Task description – Filter the entries below, keeping only lines with the word "Vontade".

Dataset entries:
"""

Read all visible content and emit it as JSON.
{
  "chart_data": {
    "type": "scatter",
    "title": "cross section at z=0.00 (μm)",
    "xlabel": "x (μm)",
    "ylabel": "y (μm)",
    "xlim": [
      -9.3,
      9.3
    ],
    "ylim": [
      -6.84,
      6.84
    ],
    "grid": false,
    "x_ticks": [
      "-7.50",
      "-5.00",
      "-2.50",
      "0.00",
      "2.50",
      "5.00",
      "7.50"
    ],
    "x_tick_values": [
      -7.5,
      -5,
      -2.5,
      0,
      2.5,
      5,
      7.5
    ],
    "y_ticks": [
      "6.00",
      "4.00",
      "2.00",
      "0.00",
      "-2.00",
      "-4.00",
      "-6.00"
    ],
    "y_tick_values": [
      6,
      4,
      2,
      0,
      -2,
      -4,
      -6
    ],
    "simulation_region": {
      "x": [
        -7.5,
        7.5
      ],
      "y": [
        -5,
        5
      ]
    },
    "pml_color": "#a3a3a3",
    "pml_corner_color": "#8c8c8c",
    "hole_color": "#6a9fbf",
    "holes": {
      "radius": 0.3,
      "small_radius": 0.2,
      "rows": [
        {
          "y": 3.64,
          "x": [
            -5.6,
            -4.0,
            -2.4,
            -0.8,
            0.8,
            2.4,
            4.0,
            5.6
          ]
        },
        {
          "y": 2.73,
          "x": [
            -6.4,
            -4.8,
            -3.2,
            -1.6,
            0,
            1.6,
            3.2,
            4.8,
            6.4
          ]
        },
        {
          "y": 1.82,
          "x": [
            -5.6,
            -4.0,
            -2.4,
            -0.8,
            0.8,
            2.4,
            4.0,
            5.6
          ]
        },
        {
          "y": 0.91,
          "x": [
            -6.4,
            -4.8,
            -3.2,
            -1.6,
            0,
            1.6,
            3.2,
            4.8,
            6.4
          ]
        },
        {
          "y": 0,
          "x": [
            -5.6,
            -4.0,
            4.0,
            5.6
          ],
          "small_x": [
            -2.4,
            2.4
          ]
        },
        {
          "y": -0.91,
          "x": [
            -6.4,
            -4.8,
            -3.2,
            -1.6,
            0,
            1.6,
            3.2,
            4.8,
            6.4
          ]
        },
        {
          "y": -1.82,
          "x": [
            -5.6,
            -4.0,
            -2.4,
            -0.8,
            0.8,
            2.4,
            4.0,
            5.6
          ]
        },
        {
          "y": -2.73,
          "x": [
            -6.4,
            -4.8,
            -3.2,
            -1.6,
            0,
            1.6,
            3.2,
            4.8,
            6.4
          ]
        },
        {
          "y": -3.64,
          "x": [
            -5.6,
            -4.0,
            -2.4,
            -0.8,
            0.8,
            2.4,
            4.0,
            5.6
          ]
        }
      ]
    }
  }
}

"""
"""

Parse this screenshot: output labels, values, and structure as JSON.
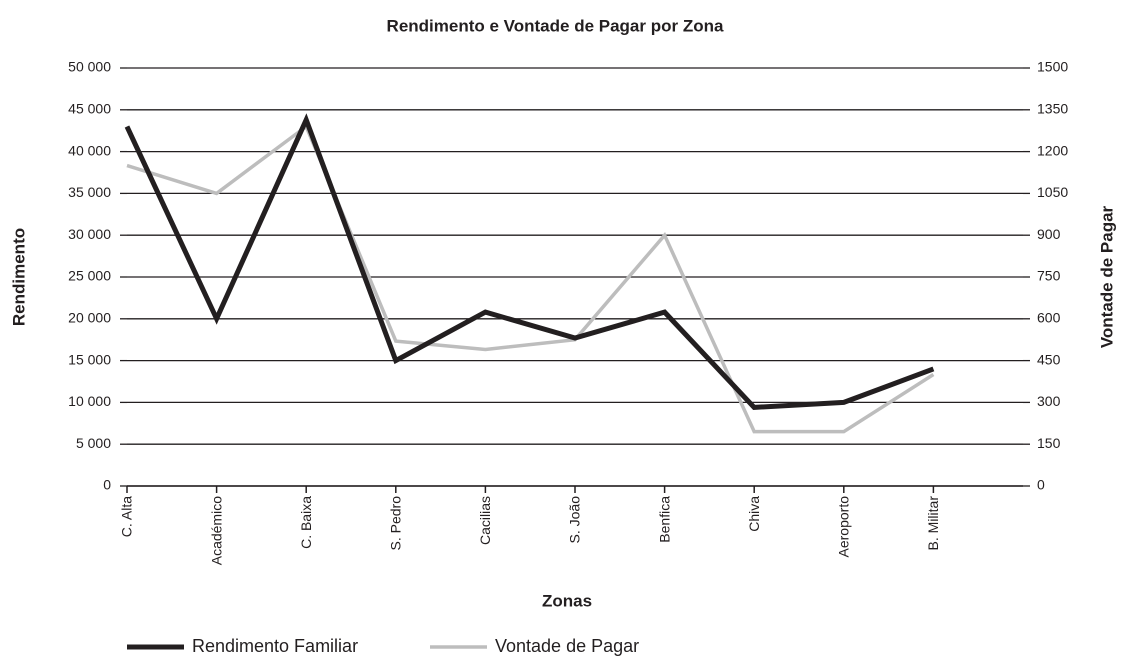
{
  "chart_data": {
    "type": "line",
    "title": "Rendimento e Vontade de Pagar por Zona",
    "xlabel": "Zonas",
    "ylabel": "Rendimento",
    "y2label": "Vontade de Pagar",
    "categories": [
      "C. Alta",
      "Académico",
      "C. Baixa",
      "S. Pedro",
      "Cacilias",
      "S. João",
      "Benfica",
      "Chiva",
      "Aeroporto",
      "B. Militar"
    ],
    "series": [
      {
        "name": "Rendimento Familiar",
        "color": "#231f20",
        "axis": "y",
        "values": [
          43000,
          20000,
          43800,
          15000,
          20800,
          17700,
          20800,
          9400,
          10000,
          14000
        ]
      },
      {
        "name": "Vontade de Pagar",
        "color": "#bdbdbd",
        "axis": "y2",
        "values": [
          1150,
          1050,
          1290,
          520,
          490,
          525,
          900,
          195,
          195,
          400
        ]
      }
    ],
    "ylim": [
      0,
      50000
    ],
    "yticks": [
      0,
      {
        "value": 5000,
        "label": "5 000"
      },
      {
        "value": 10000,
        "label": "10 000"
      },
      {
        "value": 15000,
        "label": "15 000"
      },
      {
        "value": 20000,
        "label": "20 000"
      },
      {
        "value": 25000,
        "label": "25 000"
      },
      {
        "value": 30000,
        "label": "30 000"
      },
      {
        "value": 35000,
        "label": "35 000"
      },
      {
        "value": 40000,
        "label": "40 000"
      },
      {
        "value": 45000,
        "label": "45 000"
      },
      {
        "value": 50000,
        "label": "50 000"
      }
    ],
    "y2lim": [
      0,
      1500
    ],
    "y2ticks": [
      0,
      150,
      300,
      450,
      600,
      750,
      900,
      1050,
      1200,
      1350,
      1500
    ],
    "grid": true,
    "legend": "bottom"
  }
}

"""

Written answer –
    "title": "Rendimento e Vontade de Pagar por Zona",
    "y2label": "Vontade de Pagar",
        "name": "Vontade de Pagar",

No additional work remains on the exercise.